Could you return, word for word, every line of the listing below from its first line down through the line containing "amplitude-cell: 3 (748, 320, 783, 344)", with both ends included?

start

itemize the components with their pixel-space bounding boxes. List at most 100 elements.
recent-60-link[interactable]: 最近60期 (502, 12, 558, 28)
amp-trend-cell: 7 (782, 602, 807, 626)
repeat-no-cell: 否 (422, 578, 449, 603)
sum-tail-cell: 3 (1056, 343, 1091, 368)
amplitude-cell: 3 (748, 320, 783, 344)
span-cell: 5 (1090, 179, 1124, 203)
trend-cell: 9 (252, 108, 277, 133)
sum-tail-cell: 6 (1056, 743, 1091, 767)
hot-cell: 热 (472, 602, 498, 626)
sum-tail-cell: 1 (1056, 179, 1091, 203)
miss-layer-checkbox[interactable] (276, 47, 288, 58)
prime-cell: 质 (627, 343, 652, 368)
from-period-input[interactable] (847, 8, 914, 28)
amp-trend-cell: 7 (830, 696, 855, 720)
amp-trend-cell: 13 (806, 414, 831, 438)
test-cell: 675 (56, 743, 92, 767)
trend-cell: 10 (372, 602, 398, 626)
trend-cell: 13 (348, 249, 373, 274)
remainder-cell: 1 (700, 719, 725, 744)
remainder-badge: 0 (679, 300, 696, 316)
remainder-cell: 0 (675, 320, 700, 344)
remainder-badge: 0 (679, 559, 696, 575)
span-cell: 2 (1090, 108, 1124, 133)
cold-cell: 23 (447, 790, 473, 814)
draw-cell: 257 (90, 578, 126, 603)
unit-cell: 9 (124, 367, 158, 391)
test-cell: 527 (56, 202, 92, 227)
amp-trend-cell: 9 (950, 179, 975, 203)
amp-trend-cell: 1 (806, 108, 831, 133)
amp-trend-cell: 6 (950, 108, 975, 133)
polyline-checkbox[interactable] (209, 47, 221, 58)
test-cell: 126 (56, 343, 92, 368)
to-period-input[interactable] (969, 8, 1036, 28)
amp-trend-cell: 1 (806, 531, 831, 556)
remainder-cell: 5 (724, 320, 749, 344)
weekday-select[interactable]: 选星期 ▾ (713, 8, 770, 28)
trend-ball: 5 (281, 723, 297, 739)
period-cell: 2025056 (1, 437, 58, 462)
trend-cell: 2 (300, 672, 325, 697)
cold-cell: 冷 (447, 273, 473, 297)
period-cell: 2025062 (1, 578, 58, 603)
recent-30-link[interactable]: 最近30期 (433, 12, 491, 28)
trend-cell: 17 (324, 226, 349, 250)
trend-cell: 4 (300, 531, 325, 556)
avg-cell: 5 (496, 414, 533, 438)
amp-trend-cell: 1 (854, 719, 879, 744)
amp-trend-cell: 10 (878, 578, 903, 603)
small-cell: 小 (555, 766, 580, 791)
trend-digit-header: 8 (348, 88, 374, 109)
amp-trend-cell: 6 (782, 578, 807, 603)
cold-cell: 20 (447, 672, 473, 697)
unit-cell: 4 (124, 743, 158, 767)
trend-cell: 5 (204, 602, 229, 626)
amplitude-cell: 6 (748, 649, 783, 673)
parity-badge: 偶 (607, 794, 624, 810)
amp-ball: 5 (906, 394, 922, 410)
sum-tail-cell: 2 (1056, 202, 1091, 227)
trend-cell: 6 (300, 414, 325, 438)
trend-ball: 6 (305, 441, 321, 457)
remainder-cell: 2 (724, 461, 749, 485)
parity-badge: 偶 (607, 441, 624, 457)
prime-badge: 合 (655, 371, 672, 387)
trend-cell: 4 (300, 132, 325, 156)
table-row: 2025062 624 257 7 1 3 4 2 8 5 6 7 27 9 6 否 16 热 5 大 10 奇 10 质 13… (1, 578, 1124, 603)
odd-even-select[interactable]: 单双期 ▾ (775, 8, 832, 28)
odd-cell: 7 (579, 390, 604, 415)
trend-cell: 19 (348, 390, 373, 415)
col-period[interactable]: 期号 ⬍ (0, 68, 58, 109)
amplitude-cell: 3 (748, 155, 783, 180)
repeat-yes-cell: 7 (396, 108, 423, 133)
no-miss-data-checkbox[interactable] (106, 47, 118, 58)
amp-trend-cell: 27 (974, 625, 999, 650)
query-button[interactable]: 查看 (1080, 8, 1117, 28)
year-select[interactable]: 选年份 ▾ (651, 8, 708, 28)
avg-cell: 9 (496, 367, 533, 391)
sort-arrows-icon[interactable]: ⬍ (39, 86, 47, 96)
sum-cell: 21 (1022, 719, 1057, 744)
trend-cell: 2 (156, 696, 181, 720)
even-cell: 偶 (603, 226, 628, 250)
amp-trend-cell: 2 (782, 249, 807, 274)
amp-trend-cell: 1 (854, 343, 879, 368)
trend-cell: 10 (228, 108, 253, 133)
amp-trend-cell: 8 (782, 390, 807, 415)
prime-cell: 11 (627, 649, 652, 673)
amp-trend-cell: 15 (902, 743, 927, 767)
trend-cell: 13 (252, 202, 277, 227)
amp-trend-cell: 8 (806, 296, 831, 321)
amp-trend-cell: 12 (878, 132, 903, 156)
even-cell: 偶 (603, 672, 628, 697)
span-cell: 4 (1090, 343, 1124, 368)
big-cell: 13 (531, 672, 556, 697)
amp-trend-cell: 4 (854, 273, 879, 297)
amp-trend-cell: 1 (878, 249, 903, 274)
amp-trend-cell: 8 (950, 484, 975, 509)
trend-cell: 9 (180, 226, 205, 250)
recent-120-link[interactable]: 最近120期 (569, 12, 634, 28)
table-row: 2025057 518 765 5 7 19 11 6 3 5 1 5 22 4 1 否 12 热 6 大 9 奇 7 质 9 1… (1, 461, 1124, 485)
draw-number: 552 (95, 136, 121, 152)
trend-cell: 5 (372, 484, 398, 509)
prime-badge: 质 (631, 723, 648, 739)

end

### Written solution
itemize the components with their pixel-space bounding boxes. List at most 100 elements.
recent-60-link[interactable]: 最近60期 (502, 12, 558, 28)
amp-trend-cell: 7 (782, 602, 807, 626)
repeat-no-cell: 否 (422, 578, 449, 603)
sum-tail-cell: 3 (1056, 343, 1091, 368)
amplitude-cell: 3 (748, 320, 783, 344)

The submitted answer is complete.